## TASK PROMPT
Collect each line holding the string "xlabel".

━━━ GIVEN RECORDS ━━━

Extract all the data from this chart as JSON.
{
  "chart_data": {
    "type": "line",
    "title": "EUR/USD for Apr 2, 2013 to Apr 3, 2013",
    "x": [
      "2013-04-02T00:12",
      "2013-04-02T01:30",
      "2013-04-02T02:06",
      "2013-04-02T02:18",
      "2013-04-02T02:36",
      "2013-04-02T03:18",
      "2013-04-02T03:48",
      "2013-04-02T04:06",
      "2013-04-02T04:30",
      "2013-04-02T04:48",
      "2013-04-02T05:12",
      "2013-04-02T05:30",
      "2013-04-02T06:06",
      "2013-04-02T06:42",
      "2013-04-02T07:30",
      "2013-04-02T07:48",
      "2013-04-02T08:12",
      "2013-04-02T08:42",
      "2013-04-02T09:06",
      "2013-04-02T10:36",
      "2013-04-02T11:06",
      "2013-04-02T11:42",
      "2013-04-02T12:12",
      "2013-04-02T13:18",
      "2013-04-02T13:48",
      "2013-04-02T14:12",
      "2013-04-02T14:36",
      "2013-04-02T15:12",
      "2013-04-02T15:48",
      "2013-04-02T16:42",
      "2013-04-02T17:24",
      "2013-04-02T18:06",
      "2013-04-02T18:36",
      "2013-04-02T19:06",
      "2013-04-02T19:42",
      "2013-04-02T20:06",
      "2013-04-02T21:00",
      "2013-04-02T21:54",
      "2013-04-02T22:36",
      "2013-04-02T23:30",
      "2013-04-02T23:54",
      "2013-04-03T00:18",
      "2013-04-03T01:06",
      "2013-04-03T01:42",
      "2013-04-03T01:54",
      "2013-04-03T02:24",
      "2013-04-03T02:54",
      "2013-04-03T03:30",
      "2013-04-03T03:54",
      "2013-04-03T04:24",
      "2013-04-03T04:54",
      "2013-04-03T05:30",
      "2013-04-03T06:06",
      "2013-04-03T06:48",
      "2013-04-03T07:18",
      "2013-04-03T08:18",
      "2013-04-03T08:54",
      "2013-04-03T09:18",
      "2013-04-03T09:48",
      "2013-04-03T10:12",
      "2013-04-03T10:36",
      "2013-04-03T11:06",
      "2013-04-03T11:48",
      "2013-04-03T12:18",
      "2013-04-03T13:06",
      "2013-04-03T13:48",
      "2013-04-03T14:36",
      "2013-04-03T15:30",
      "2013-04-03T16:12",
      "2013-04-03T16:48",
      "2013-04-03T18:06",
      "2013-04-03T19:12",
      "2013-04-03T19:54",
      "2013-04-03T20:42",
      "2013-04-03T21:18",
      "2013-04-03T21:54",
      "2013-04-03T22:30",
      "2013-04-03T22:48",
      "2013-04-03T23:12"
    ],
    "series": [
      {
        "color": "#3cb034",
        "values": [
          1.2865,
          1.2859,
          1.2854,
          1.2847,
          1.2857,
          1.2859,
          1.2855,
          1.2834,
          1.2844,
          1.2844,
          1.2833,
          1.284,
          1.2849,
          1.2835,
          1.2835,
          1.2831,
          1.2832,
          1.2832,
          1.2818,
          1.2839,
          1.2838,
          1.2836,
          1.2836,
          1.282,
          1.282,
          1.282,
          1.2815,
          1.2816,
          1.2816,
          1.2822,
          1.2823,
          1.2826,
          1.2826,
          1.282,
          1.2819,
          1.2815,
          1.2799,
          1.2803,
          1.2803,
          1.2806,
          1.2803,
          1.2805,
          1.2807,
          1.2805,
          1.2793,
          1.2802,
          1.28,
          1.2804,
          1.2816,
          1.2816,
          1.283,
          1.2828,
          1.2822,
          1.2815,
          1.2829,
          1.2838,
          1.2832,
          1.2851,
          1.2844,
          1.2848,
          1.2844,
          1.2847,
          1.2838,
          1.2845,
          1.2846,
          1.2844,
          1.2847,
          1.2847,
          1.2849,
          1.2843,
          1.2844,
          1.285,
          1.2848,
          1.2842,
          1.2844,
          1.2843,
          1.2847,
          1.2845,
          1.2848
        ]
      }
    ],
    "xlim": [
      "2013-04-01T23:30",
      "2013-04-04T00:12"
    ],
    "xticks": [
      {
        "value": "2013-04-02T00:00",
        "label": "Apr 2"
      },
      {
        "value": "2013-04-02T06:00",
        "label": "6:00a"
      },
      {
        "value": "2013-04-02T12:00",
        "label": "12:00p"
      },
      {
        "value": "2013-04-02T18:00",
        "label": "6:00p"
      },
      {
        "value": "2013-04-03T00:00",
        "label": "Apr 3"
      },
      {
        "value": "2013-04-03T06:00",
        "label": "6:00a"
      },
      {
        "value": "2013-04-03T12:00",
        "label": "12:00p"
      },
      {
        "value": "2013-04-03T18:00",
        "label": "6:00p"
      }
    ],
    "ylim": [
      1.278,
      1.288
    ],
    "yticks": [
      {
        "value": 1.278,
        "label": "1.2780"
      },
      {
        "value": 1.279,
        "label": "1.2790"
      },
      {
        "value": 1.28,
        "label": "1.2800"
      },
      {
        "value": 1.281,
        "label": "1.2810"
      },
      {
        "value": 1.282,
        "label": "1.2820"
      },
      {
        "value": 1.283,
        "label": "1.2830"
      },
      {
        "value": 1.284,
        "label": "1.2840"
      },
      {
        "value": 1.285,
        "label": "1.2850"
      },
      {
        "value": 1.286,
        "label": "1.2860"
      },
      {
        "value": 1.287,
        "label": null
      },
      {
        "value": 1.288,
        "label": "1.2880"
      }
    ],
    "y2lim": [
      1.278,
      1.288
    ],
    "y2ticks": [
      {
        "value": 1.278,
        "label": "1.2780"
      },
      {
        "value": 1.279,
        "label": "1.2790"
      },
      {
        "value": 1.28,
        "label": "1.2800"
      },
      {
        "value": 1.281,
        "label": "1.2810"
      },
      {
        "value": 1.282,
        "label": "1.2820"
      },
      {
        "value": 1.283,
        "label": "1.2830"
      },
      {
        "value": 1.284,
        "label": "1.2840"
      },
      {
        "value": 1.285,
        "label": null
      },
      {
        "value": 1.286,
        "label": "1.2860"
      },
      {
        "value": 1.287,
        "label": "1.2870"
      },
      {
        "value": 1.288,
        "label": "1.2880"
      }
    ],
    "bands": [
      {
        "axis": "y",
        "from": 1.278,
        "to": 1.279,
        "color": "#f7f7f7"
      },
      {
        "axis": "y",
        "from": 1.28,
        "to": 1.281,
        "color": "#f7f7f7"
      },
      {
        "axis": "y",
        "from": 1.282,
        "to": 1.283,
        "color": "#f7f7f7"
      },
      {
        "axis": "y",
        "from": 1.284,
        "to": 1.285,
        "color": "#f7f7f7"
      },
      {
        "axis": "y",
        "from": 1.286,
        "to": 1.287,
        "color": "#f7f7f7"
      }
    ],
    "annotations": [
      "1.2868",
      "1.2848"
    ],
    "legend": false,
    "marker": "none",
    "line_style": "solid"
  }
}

━━━
━━━ GIVEN RECORDS ━━━

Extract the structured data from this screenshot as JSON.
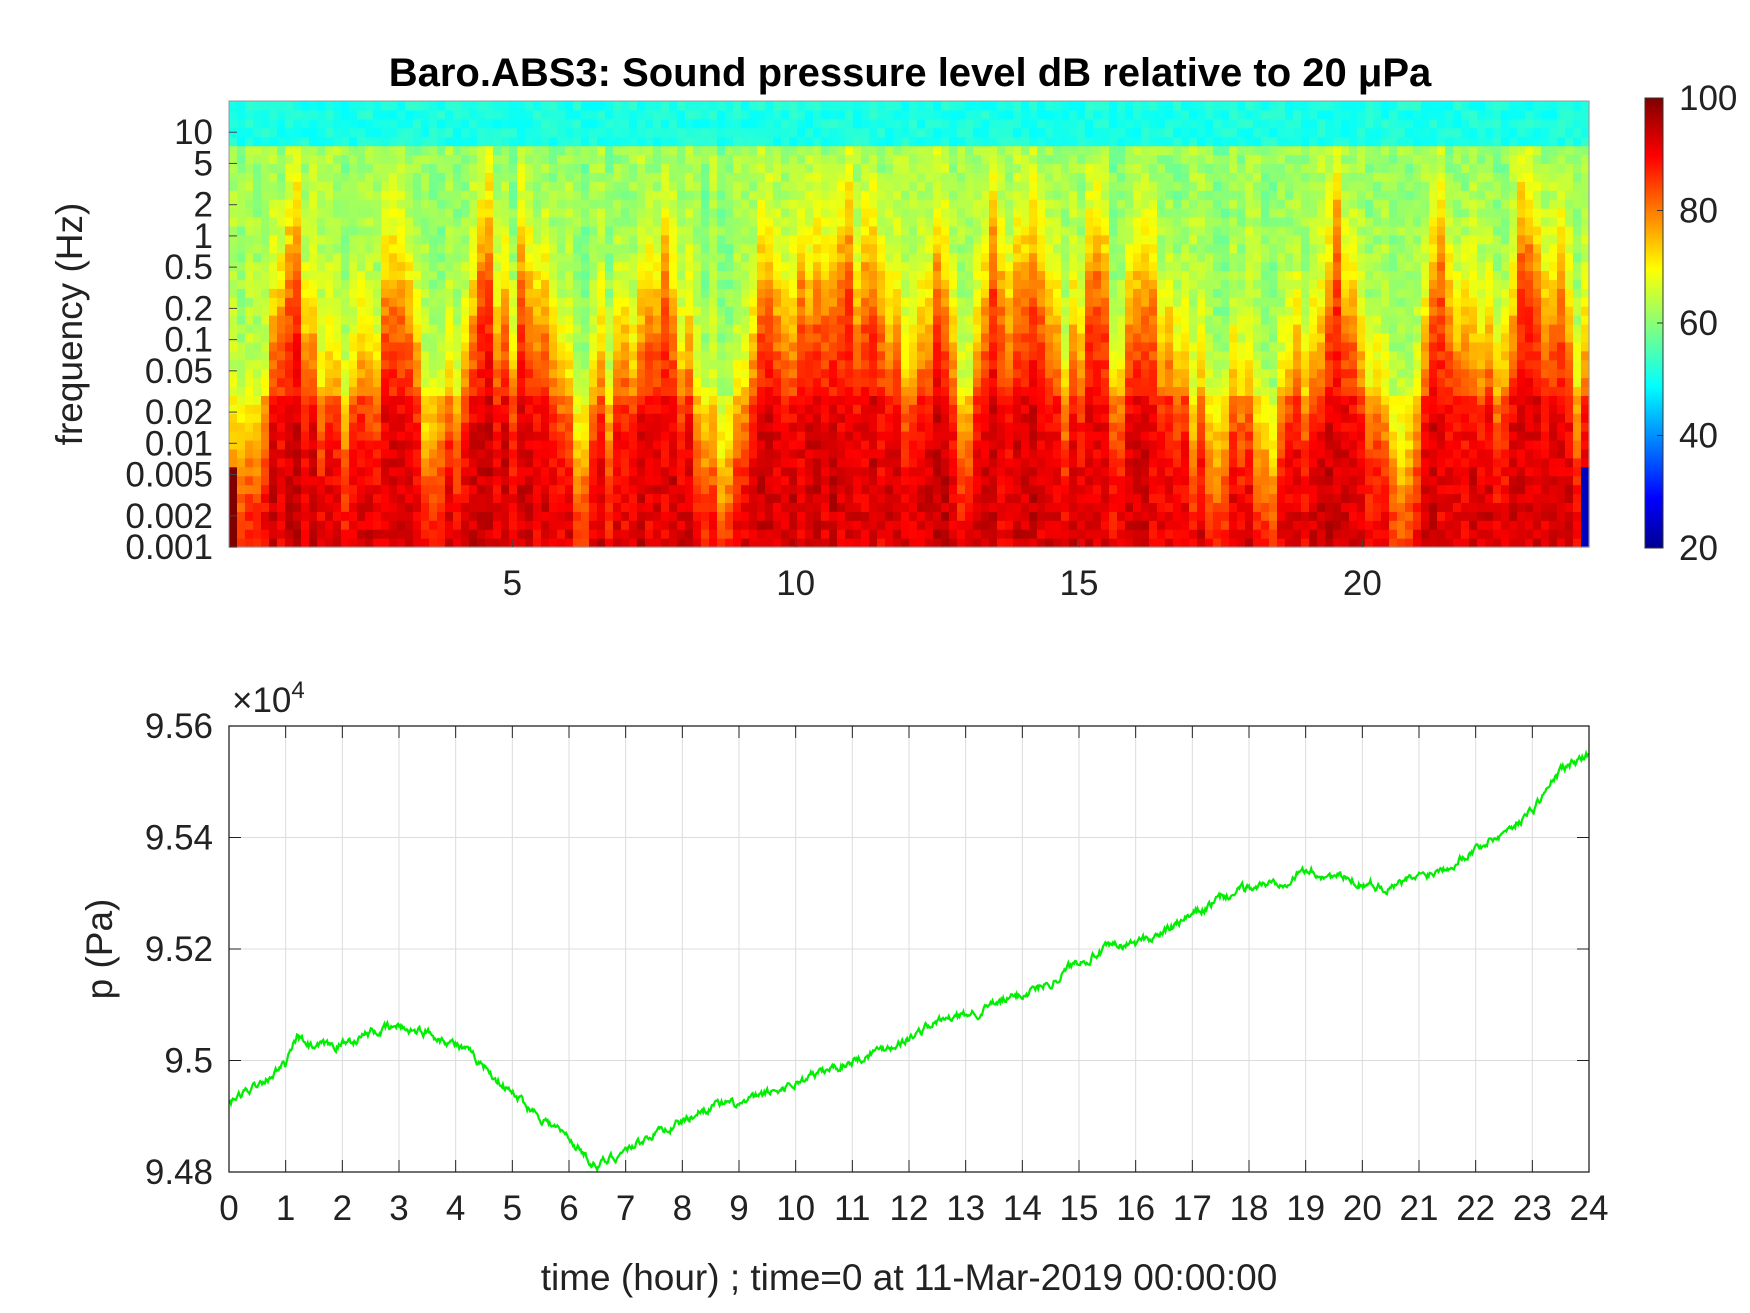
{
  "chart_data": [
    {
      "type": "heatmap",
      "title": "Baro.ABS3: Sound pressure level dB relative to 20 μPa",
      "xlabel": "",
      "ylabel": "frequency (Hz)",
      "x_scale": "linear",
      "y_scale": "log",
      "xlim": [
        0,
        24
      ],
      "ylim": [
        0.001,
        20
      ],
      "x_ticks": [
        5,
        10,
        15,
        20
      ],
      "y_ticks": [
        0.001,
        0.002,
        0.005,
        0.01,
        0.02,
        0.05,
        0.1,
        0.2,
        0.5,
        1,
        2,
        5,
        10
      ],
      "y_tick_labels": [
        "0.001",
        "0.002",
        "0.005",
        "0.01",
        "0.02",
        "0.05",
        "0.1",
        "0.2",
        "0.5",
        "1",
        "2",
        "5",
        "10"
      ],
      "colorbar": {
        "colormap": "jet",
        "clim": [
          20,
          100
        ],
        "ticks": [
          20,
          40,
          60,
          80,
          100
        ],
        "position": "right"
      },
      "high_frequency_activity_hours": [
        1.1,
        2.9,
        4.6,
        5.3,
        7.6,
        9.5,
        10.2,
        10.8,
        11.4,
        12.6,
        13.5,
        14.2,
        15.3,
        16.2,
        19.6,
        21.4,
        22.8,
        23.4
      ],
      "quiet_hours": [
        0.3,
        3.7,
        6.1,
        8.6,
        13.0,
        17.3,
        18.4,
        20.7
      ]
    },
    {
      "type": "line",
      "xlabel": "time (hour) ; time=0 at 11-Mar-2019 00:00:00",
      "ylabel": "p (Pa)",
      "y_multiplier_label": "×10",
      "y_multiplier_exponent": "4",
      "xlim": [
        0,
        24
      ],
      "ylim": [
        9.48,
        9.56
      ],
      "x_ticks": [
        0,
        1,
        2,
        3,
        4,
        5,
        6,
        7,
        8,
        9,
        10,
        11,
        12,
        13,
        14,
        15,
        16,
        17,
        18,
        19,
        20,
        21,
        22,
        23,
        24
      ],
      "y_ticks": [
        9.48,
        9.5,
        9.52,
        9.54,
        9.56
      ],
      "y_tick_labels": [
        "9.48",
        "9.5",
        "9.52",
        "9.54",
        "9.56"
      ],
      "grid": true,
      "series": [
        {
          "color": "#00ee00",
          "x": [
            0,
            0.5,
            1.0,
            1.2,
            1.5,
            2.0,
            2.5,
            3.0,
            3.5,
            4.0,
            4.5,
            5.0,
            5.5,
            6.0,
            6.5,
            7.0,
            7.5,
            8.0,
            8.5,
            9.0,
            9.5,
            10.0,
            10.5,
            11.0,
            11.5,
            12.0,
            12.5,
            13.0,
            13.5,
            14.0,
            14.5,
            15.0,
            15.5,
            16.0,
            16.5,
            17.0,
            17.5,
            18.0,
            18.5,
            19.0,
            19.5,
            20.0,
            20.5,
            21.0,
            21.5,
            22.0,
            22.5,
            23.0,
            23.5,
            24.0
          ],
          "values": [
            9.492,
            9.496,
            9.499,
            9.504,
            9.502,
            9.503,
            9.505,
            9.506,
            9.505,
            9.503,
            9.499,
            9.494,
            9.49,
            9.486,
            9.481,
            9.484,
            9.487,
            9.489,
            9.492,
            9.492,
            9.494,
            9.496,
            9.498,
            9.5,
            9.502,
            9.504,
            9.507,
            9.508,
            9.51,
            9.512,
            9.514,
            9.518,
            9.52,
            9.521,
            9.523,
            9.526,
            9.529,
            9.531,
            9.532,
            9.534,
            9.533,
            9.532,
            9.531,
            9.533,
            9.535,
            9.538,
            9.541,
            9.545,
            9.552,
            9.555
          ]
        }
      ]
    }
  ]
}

━━━

## RESULT OF THE TASK
      "xlabel": "",
      "xlabel": "time (hour) ; time=0 at 11-Mar-2019 00:00:00",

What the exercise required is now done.